(EXERCISE GOAL):
Omit every picture and write out the rest of the records exactly.

(RECORDS PROVIDED):
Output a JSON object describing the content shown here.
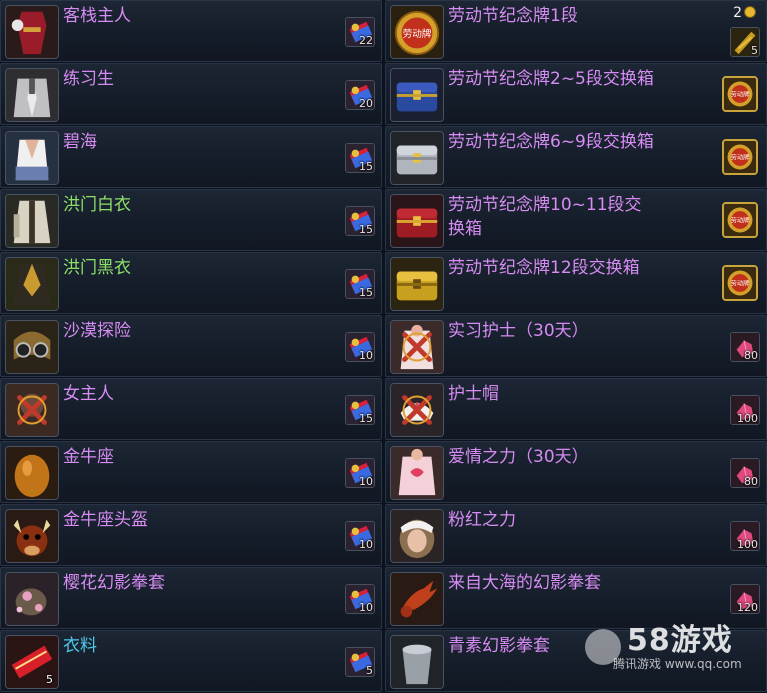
{
  "left_items": [
    {
      "name": "客栈主人",
      "price": "22",
      "name_color": "purple",
      "icon": "dress-icon"
    },
    {
      "name": "练习生",
      "price": "20",
      "name_color": "purple",
      "icon": "suit-icon"
    },
    {
      "name": "碧海",
      "price": "15",
      "name_color": "purple",
      "icon": "vest-icon"
    },
    {
      "name": "洪门白衣",
      "price": "15",
      "name_color": "green",
      "icon": "robe-icon"
    },
    {
      "name": "洪门黑衣",
      "price": "15",
      "name_color": "green",
      "icon": "robe-dark-icon"
    },
    {
      "name": "沙漠探险",
      "price": "10",
      "name_color": "purple",
      "icon": "goggles-icon"
    },
    {
      "name": "女主人",
      "price": "15",
      "name_color": "purple",
      "icon": "hidden-x-icon"
    },
    {
      "name": "金牛座",
      "price": "10",
      "name_color": "purple",
      "icon": "egg-icon"
    },
    {
      "name": "金牛座头盔",
      "price": "10",
      "name_color": "purple",
      "icon": "bull-helmet-icon"
    },
    {
      "name": "樱花幻影拳套",
      "price": "10",
      "name_color": "purple",
      "icon": "flower-glove-icon"
    },
    {
      "name": "衣料",
      "price": "5",
      "name_color": "cyan",
      "icon": "fabric-icon",
      "quantity": "5"
    }
  ],
  "right_items": [
    {
      "name": "劳动节纪念牌1段",
      "icon": "medal-icon",
      "icon_text": "劳动牌",
      "price_type": "corner",
      "count": "2",
      "price": "5"
    },
    {
      "name": "劳动节纪念牌2~5段交换箱",
      "icon": "chest-blue-icon",
      "price_type": "medal"
    },
    {
      "name": "劳动节纪念牌6~9段交换箱",
      "icon": "chest-silver-icon",
      "price_type": "medal"
    },
    {
      "name": "劳动节纪念牌10~11段交换箱",
      "icon": "chest-red-icon",
      "price_type": "medal"
    },
    {
      "name": "劳动节纪念牌12段交换箱",
      "icon": "chest-gold-icon",
      "price_type": "medal"
    },
    {
      "name": "实习护士（30天）",
      "icon": "nurse-x-icon",
      "price_type": "crystal",
      "price": "80"
    },
    {
      "name": "护士帽",
      "icon": "nurse-cap-icon",
      "price_type": "crystal",
      "price": "100"
    },
    {
      "name": "爱情之力（30天）",
      "icon": "love-shirt-icon",
      "price_type": "crystal",
      "price": "80"
    },
    {
      "name": "粉红之力",
      "icon": "pink-hair-icon",
      "price_type": "crystal",
      "price": "100"
    },
    {
      "name": "来自大海的幻影拳套",
      "icon": "lobster-glove-icon",
      "price_type": "crystal",
      "price": "120"
    },
    {
      "name": "青素幻影拳套",
      "icon": "bucket-glove-icon",
      "price_type": "none"
    }
  ],
  "watermark": {
    "title": "58游戏",
    "subtitle": "腾讯游戏 www.qq.com"
  },
  "colors": {
    "purple": "#d68cf2",
    "green": "#8de06a",
    "cyan": "#4ec9ea",
    "background": "#0b1220"
  }
}
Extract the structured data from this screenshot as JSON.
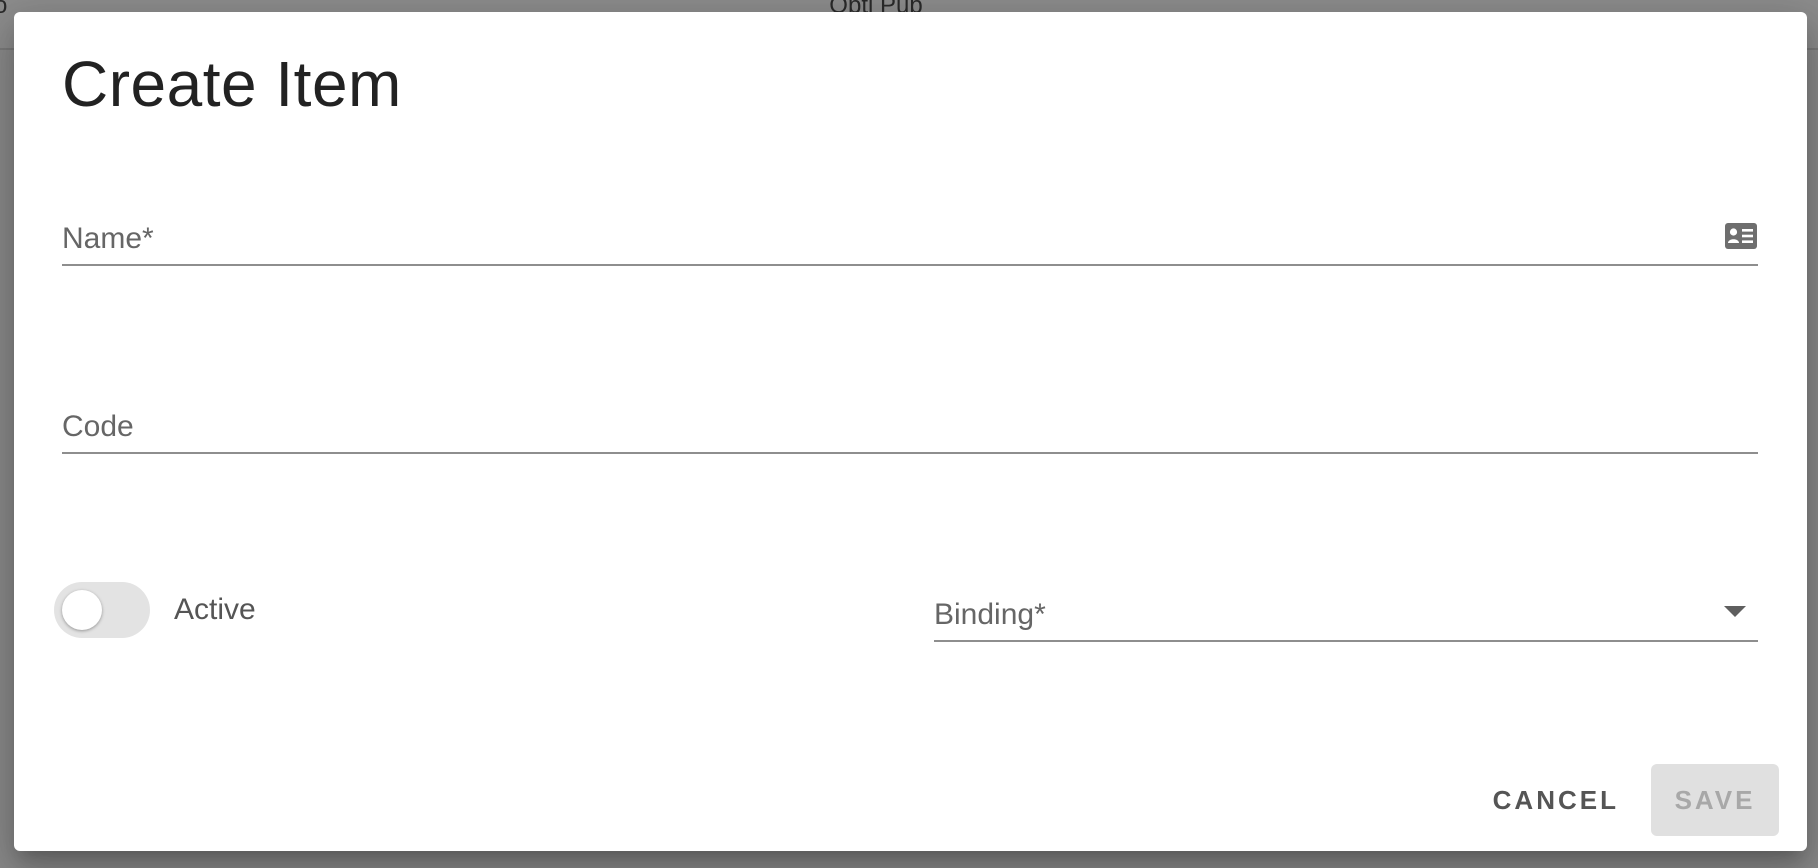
{
  "background": {
    "title": "Opti Pub",
    "edge_fragment": "o"
  },
  "dialog": {
    "title": "Create Item",
    "fields": {
      "name": {
        "label": "Name*",
        "value": "",
        "icon": "contact-card-icon"
      },
      "code": {
        "label": "Code",
        "value": ""
      },
      "binding": {
        "label": "Binding*",
        "value": "",
        "icon": "chevron-down-icon"
      }
    },
    "active_toggle": {
      "label": "Active",
      "checked": false
    },
    "actions": {
      "cancel_label": "CANCEL",
      "save_label": "SAVE",
      "save_disabled": true
    }
  },
  "colors": {
    "overlay": "#8a8a8a",
    "surface": "#ffffff",
    "label": "#666666",
    "underline": "#8e8e8e",
    "toggle_track": "#e3e3e3",
    "disabled_button_bg": "#e0e0e0",
    "disabled_button_text": "#a8a8a8"
  }
}
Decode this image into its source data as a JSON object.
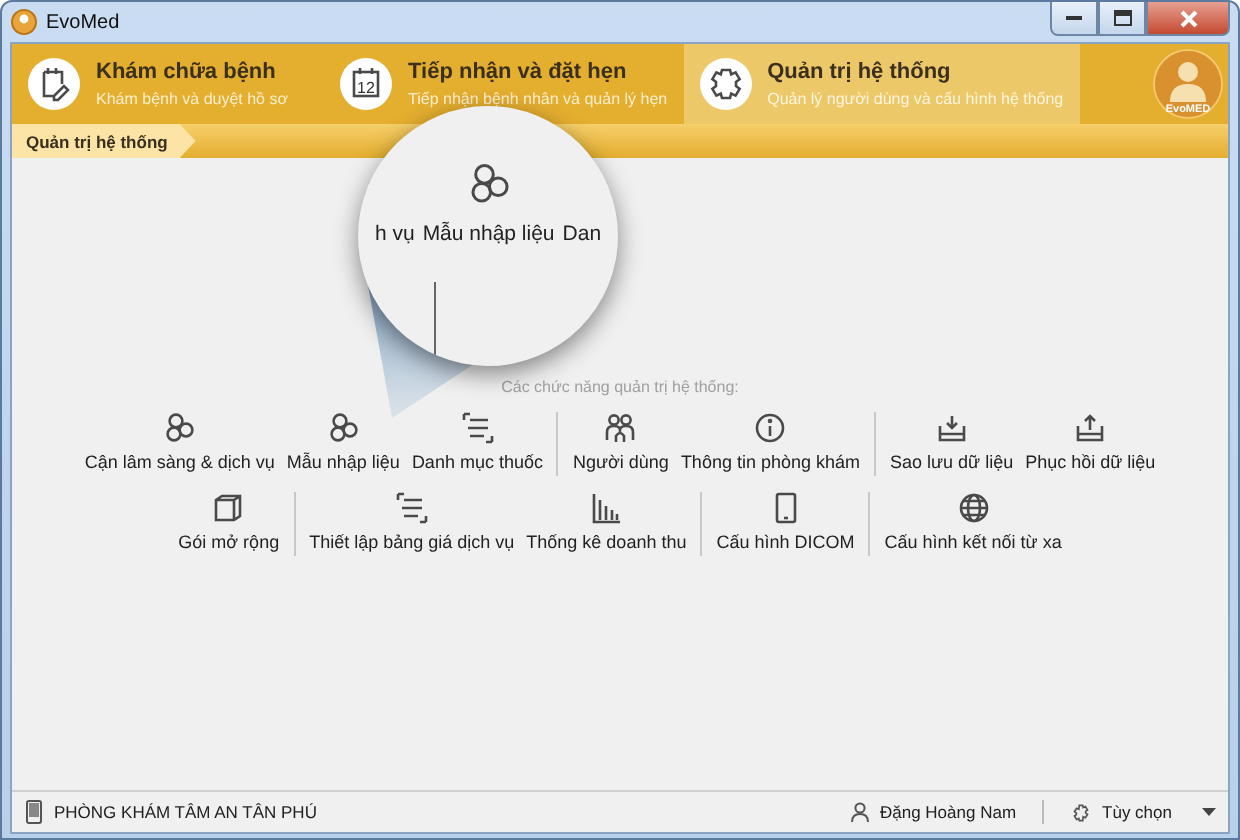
{
  "window": {
    "title": "EvoMed"
  },
  "modules": [
    {
      "kind": "notepad",
      "title": "Khám chữa bệnh",
      "subtitle": "Khám bệnh và duyệt hồ sơ",
      "selected": false
    },
    {
      "kind": "calendar",
      "icon_text": "12",
      "title": "Tiếp nhận và đặt hẹn",
      "subtitle": "Tiếp nhận bệnh nhân và quản lý hẹn",
      "selected": false
    },
    {
      "kind": "gear",
      "title": "Quản trị hệ thống",
      "subtitle": "Quản lý người dùng và cấu hình hệ thống",
      "selected": true
    }
  ],
  "logo_text": "EvoMED",
  "breadcrumb": [
    "Quản trị hệ thống"
  ],
  "section_caption": "Các chức năng quản trị hệ thống:",
  "function_rows": [
    [
      [
        {
          "kind": "circles",
          "label": "Cận lâm sàng & dịch vụ"
        },
        {
          "kind": "circles",
          "label": "Mẫu nhập liệu"
        },
        {
          "kind": "list",
          "label": "Danh mục thuốc"
        }
      ],
      [
        {
          "kind": "people",
          "label": "Người dùng"
        },
        {
          "kind": "info",
          "label": "Thông tin phòng khám"
        }
      ],
      [
        {
          "kind": "download",
          "label": "Sao lưu dữ liệu"
        },
        {
          "kind": "upload",
          "label": "Phục hồi dữ liệu"
        }
      ]
    ],
    [
      [
        {
          "kind": "box",
          "label": "Gói mở rộng"
        }
      ],
      [
        {
          "kind": "list",
          "label": "Thiết lập bảng giá dịch vụ"
        },
        {
          "kind": "chart",
          "label": "Thống kê doanh thu"
        }
      ],
      [
        {
          "kind": "tablet",
          "label": "Cấu hình DICOM"
        }
      ],
      [
        {
          "kind": "globe",
          "label": "Cấu hình kết nối từ xa"
        }
      ]
    ]
  ],
  "magnifier": {
    "left_text": "h vụ",
    "label": "Mẫu nhập liệu",
    "right_text": "Dan"
  },
  "status_bar": {
    "clinic": "PHÒNG KHÁM TÂM AN TÂN PHÚ",
    "user": "Đặng Hoàng Nam",
    "options": "Tùy chọn"
  }
}
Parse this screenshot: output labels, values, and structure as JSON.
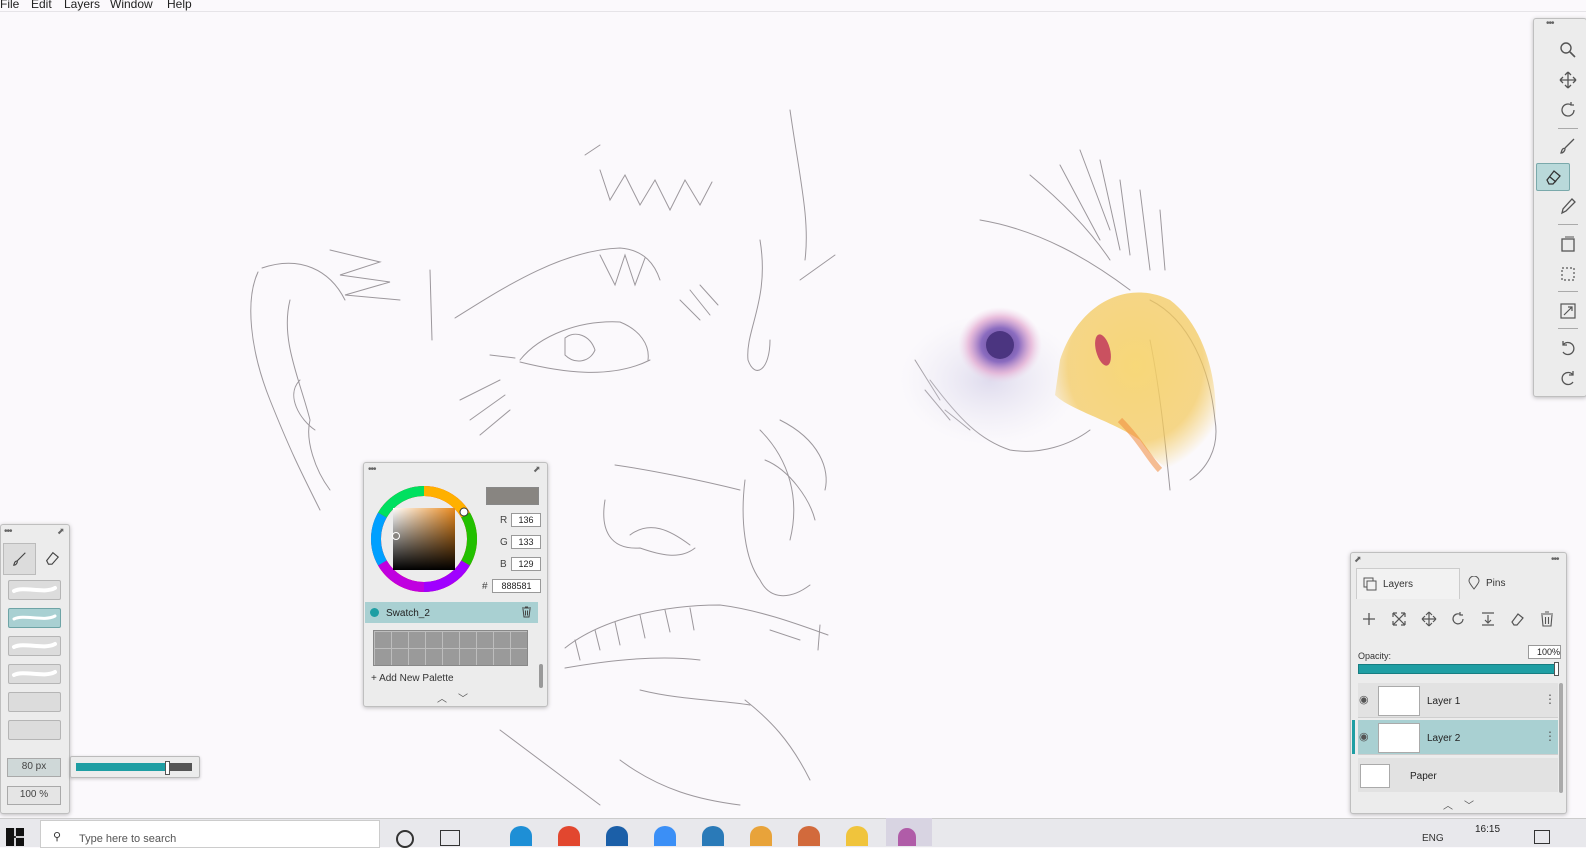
{
  "menu": [
    "File",
    "Edit",
    "Layers",
    "Window",
    "Help"
  ],
  "right_toolbar": {
    "tools": [
      "zoom-icon",
      "move-icon",
      "rotate-icon",
      "brush-icon",
      "eraser-icon",
      "eyedropper-icon",
      "transform-icon",
      "selection-icon",
      "canvas-resize-icon",
      "undo-icon",
      "redo-icon"
    ],
    "selected": "eraser-icon"
  },
  "brush_panel": {
    "size": "80 px",
    "opacity": "100 %",
    "size_slider_fraction": 0.78,
    "accent": "#1e9ea3"
  },
  "color_panel": {
    "r": "136",
    "g": "133",
    "b": "129",
    "r_label": "R",
    "g_label": "G",
    "b_label": "B",
    "hash_label": "#",
    "hex": "888581",
    "current_color": "#888581",
    "swatch_name": "Swatch_2",
    "add_palette": "+ Add New Palette"
  },
  "layers_panel": {
    "tab_layers": "Layers",
    "tab_pins": "Pins",
    "opacity_label": "Opacity:",
    "opacity_value": "100%",
    "layers": [
      {
        "name": "Layer 1",
        "selected": false
      },
      {
        "name": "Layer 2",
        "selected": true
      }
    ],
    "paper": "Paper"
  },
  "taskbar": {
    "search_placeholder": "Type here to search",
    "lang": "ENG",
    "time": "16:15"
  }
}
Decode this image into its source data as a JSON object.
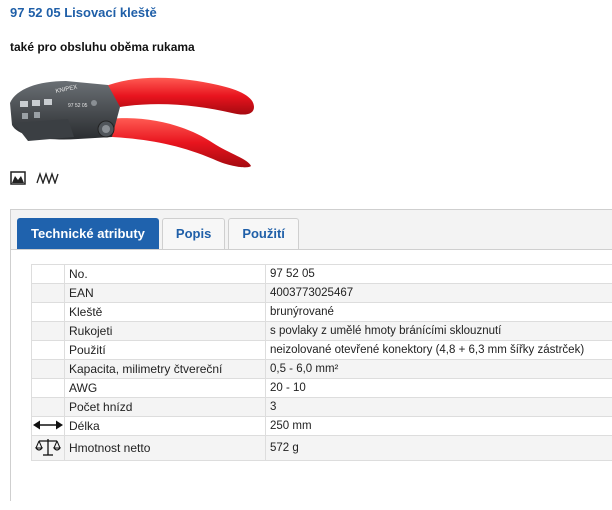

(RESULT):
Output a JSON object describing the content shown here.
{
  "left_items": [
    {
      "name": "客栈主人",
      "price": "22",
      "name_color": "purple",
      "icon": "dress-icon"
    },
    {
      "name": "练习生",
      "price": "20",
      "name_color": "purple",
      "icon": "suit-icon"
    },
    {
      "name": "碧海",
      "price": "15",
      "name_color": "purple",
      "icon": "vest-icon"
    },
    {
      "name": "洪门白衣",
      "price": "15",
      "name_color": "green",
      "icon": "robe-icon"
    },
    {
      "name": "洪门黑衣",
      "price": "15",
      "name_color": "green",
      "icon": "robe-dark-icon"
    },
    {
      "name": "沙漠探险",
      "price": "10",
      "name_color": "purple",
      "icon": "goggles-icon"
    },
    {
      "name": "女主人",
      "price": "15",
      "name_color": "purple",
      "icon": "hidden-x-icon"
    },
    {
      "name": "金牛座",
      "price": "10",
      "name_color": "purple",
      "icon": "egg-icon"
    },
    {
      "name": "金牛座头盔",
      "price": "10",
      "name_color": "purple",
      "icon": "bull-helmet-icon"
    },
    {
      "name": "樱花幻影拳套",
      "price": "10",
      "name_color": "purple",
      "icon": "flower-glove-icon"
    },
    {
      "name": "衣料",
      "price": "5",
      "name_color": "cyan",
      "icon": "fabric-icon",
      "quantity": "5"
    }
  ],
  "right_items": [
    {
      "name": "劳动节纪念牌1段",
      "icon": "medal-icon",
      "icon_text": "劳动牌",
      "price_type": "corner",
      "count": "2",
      "price": "5"
    },
    {
      "name": "劳动节纪念牌2~5段交换箱",
      "icon": "chest-blue-icon",
      "price_type": "medal"
    },
    {
      "name": "劳动节纪念牌6~9段交换箱",
      "icon": "chest-silver-icon",
      "price_type": "medal"
    },
    {
      "name": "劳动节纪念牌10~11段交换箱",
      "icon": "chest-red-icon",
      "price_type": "medal"
    },
    {
      "name": "劳动节纪念牌12段交换箱",
      "icon": "chest-gold-icon",
      "price_type": "medal"
    },
    {
      "name": "实习护士（30天）",
      "icon": "nurse-x-icon",
      "price_type": "crystal",
      "price": "80"
    },
    {
      "name": "护士帽",
      "icon": "nurse-cap-icon",
      "price_type": "crystal",
      "price": "100"
    },
    {
      "name": "爱情之力（30天）",
      "icon": "love-shirt-icon",
      "price_type": "crystal",
      "price": "80"
    },
    {
      "name": "粉红之力",
      "icon": "pink-hair-icon",
      "price_type": "crystal",
      "price": "100"
    },
    {
      "name": "来自大海的幻影拳套",
      "icon": "lobster-glove-icon",
      "price_type": "crystal",
      "price": "120"
    },
    {
      "name": "青素幻影拳套",
      "icon": "bucket-glove-icon",
      "price_type": "none"
    }
  ],
  "watermark": {
    "title": "58游戏",
    "subtitle": "腾讯游戏 www.qq.com"
  },
  "colors": {
    "purple": "#d68cf2",
    "green": "#8de06a",
    "cyan": "#4ec9ea",
    "background": "#0b1220"
  }
}
Extract the structured data from this screenshot as JSON.
{
  "background": {
    "title": "Opti Pub",
    "edge_fragment": "o"
  },
  "dialog": {
    "title": "Create Item",
    "fields": {
      "name": {
        "label": "Name*",
        "value": "",
        "icon": "contact-card-icon"
      },
      "code": {
        "label": "Code",
        "value": ""
      },
      "binding": {
        "label": "Binding*",
        "value": "",
        "icon": "chevron-down-icon"
      }
    },
    "active_toggle": {
      "label": "Active",
      "checked": false
    },
    "actions": {
      "cancel_label": "CANCEL",
      "save_label": "SAVE",
      "save_disabled": true
    }
  },
  "colors": {
    "overlay": "#8a8a8a",
    "surface": "#ffffff",
    "label": "#666666",
    "underline": "#8e8e8e",
    "toggle_track": "#e3e3e3",
    "disabled_button_bg": "#e0e0e0",
    "disabled_button_text": "#a8a8a8"
  }
}
Decode this image into its source data as a JSON object.
{
  "window": {
    "title": "EvoMed"
  },
  "modules": [
    {
      "kind": "notepad",
      "title": "Khám chữa bệnh",
      "subtitle": "Khám bệnh và duyệt hồ sơ",
      "selected": false
    },
    {
      "kind": "calendar",
      "icon_text": "12",
      "title": "Tiếp nhận và đặt hẹn",
      "subtitle": "Tiếp nhận bệnh nhân và quản lý hẹn",
      "selected": false
    },
    {
      "kind": "gear",
      "title": "Quản trị hệ thống",
      "subtitle": "Quản lý người dùng và cấu hình hệ thống",
      "selected": true
    }
  ],
  "logo_text": "EvoMED",
  "breadcrumb": [
    "Quản trị hệ thống"
  ],
  "section_caption": "Các chức năng quản trị hệ thống:",
  "function_rows": [
    [
      [
        {
          "kind": "circles",
          "label": "Cận lâm sàng & dịch vụ"
        },
        {
          "kind": "circles",
          "label": "Mẫu nhập liệu"
        },
        {
          "kind": "list",
          "label": "Danh mục thuốc"
        }
      ],
      [
        {
          "kind": "people",
          "label": "Người dùng"
        },
        {
          "kind": "info",
          "label": "Thông tin phòng khám"
        }
      ],
      [
        {
          "kind": "download",
          "label": "Sao lưu dữ liệu"
        },
        {
          "kind": "upload",
          "label": "Phục hồi dữ liệu"
        }
      ]
    ],
    [
      [
        {
          "kind": "box",
          "label": "Gói mở rộng"
        }
      ],
      [
        {
          "kind": "list",
          "label": "Thiết lập bảng giá dịch vụ"
        },
        {
          "kind": "chart",
          "label": "Thống kê doanh thu"
        }
      ],
      [
        {
          "kind": "tablet",
          "label": "Cấu hình DICOM"
        }
      ],
      [
        {
          "kind": "globe",
          "label": "Cấu hình kết nối từ xa"
        }
      ]
    ]
  ],
  "magnifier": {
    "left_text": "h vụ",
    "label": "Mẫu nhập liệu",
    "right_text": "Dan"
  },
  "status_bar": {
    "clinic": "PHÒNG KHÁM TÂM AN TÂN PHÚ",
    "user": "Đặng Hoàng Nam",
    "options": "Tùy chọn"
  }
}
Parse this screenshot: output labels, values, and structure as JSON.
{
  "menu": [
    "File",
    "Edit",
    "Layers",
    "Window",
    "Help"
  ],
  "right_toolbar": {
    "tools": [
      "zoom-icon",
      "move-icon",
      "rotate-icon",
      "brush-icon",
      "eraser-icon",
      "eyedropper-icon",
      "transform-icon",
      "selection-icon",
      "canvas-resize-icon",
      "undo-icon",
      "redo-icon"
    ],
    "selected": "eraser-icon"
  },
  "brush_panel": {
    "size": "80 px",
    "opacity": "100 %",
    "size_slider_fraction": 0.78,
    "accent": "#1e9ea3"
  },
  "color_panel": {
    "r": "136",
    "g": "133",
    "b": "129",
    "r_label": "R",
    "g_label": "G",
    "b_label": "B",
    "hash_label": "#",
    "hex": "888581",
    "current_color": "#888581",
    "swatch_name": "Swatch_2",
    "add_palette": "+ Add New Palette"
  },
  "layers_panel": {
    "tab_layers": "Layers",
    "tab_pins": "Pins",
    "opacity_label": "Opacity:",
    "opacity_value": "100%",
    "layers": [
      {
        "name": "Layer 1",
        "selected": false
      },
      {
        "name": "Layer 2",
        "selected": true
      }
    ],
    "paper": "Paper"
  },
  "taskbar": {
    "search_placeholder": "Type here to search",
    "lang": "ENG",
    "time": "16:15"
  }
}
Decode this image into its source data as a JSON object.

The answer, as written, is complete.